Do this: Find the lines with the string "Arbeitsmarkt" and return them.

* start Input for this task *

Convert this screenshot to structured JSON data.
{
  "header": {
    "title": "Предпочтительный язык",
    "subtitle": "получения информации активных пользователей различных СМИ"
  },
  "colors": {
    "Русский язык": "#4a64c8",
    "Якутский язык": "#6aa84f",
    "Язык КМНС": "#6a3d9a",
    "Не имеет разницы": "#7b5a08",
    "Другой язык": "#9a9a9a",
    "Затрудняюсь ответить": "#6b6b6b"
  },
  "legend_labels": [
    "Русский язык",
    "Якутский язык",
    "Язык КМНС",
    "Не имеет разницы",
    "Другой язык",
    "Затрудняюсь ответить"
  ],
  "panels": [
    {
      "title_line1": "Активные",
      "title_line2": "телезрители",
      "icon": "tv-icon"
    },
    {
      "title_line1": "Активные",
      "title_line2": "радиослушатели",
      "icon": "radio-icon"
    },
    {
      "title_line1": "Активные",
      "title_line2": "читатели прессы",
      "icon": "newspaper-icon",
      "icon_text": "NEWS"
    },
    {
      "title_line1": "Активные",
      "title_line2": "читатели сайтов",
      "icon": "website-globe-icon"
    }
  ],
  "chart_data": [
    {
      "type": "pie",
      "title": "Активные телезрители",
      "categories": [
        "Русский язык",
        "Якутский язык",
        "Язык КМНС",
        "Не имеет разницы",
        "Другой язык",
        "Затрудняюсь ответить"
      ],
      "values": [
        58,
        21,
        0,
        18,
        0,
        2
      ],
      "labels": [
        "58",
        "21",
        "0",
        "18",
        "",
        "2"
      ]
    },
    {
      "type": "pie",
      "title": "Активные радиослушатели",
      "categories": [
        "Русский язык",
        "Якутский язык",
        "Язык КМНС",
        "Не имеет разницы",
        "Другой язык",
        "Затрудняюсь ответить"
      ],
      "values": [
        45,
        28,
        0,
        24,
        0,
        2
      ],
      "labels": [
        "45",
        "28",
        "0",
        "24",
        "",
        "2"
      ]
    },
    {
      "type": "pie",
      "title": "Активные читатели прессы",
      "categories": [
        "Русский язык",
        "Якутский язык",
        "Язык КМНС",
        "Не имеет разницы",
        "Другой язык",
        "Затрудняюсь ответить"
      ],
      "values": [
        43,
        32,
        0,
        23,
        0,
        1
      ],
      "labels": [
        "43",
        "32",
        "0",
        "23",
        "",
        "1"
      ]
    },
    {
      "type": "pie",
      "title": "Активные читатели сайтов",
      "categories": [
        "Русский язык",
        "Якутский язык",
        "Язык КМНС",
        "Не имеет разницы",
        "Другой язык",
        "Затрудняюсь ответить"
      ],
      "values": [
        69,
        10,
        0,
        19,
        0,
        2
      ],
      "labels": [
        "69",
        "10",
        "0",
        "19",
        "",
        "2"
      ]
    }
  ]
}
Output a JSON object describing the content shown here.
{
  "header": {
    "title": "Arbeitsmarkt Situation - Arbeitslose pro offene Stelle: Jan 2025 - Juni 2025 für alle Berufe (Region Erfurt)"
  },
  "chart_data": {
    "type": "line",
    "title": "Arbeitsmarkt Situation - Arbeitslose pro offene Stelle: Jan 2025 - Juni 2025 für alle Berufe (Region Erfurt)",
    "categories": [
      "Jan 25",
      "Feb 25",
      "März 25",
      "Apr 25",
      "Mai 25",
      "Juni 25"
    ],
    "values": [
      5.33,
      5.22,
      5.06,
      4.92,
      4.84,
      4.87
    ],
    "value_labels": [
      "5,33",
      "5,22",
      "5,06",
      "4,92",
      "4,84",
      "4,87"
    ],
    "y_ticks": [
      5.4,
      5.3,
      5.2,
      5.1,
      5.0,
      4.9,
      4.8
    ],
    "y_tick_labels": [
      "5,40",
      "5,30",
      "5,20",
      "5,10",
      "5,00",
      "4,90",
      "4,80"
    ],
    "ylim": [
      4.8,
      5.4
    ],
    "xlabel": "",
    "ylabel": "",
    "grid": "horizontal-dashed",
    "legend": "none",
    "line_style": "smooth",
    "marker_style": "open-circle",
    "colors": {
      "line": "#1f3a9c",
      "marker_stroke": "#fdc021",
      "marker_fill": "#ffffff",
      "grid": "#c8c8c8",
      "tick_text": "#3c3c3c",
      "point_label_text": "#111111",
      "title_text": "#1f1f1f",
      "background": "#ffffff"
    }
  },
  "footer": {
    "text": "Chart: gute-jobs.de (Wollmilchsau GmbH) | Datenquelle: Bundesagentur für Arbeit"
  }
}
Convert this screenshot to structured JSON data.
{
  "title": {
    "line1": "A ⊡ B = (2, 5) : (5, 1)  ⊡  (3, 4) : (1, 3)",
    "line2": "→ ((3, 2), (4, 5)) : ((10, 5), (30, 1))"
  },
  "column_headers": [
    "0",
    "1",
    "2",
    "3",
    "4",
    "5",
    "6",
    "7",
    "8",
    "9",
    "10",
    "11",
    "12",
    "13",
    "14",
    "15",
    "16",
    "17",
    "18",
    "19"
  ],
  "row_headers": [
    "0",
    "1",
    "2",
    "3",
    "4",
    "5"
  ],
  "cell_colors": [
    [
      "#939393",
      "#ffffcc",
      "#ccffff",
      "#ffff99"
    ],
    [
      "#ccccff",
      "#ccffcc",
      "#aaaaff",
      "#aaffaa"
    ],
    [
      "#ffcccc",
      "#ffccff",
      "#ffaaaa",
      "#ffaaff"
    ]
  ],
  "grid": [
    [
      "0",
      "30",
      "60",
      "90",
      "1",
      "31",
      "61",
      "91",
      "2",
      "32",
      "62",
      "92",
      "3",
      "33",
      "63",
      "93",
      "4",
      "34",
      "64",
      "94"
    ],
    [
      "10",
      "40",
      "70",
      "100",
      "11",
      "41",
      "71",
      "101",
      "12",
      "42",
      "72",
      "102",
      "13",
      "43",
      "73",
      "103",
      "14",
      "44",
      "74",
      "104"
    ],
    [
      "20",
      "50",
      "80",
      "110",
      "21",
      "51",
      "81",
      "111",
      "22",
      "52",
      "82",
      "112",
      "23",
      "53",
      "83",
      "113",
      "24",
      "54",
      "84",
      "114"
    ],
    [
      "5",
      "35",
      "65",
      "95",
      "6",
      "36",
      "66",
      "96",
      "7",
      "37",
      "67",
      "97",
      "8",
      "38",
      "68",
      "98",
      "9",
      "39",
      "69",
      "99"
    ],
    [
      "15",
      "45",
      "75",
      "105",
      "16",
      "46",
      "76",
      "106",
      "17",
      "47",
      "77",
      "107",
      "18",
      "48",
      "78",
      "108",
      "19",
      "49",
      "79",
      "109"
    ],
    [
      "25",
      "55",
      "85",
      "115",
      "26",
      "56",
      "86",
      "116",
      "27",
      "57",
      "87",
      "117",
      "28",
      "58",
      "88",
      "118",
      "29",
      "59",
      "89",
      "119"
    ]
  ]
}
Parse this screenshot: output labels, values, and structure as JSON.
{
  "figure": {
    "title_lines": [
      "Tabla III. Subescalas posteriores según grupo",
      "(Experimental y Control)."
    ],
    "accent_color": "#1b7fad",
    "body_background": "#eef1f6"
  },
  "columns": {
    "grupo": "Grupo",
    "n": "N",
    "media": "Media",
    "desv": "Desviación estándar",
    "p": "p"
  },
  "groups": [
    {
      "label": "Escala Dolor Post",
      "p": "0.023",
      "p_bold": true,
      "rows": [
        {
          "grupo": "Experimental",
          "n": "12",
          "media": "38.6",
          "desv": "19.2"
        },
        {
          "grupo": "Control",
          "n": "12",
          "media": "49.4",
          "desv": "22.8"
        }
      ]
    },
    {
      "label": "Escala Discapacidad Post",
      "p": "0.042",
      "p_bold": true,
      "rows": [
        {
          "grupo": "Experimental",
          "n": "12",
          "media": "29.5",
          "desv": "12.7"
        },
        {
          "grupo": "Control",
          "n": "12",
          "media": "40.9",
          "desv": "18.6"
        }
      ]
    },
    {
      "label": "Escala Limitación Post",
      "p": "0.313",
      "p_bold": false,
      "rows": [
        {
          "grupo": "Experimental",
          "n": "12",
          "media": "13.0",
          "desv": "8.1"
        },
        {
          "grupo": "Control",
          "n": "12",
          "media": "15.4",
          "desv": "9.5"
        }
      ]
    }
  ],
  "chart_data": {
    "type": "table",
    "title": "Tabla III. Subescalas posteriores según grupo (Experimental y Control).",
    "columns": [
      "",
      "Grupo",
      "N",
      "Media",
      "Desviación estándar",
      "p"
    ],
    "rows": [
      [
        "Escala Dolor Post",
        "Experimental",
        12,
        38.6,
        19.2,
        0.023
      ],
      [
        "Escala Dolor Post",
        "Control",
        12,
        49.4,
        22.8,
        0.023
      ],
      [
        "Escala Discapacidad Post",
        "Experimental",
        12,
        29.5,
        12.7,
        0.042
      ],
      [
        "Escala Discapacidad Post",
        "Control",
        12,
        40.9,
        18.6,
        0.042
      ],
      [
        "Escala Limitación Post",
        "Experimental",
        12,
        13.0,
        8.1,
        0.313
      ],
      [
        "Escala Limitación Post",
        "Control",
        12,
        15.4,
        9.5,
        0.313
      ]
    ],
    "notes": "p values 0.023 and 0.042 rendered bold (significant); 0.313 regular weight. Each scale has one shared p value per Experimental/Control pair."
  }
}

* end Input for this task *

Finished answer:
    "title": "Arbeitsmarkt Situation - Arbeitslose pro offene Stelle: Jan 2025 - Juni 2025 für alle Berufe (Region Erfurt)"
    "title": "Arbeitsmarkt Situation - Arbeitslose pro offene Stelle: Jan 2025 - Juni 2025 für alle Berufe (Region Erfurt)",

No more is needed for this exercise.